(Stored data)
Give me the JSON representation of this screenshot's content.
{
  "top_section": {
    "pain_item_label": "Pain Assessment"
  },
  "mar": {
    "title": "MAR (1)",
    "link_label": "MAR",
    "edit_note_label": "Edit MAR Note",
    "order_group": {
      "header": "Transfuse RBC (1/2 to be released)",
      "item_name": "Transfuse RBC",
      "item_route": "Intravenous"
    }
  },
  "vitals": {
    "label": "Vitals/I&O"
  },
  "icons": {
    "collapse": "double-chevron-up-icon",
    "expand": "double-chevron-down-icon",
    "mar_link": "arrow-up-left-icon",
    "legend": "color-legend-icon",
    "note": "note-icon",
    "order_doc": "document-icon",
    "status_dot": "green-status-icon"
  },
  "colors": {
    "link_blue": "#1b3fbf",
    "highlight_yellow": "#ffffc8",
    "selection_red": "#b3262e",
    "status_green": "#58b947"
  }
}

TASK TO COMPLETE - Each line holding the word "chevron" counts once; report the total and nothing else.

TASK RESPONSE - 2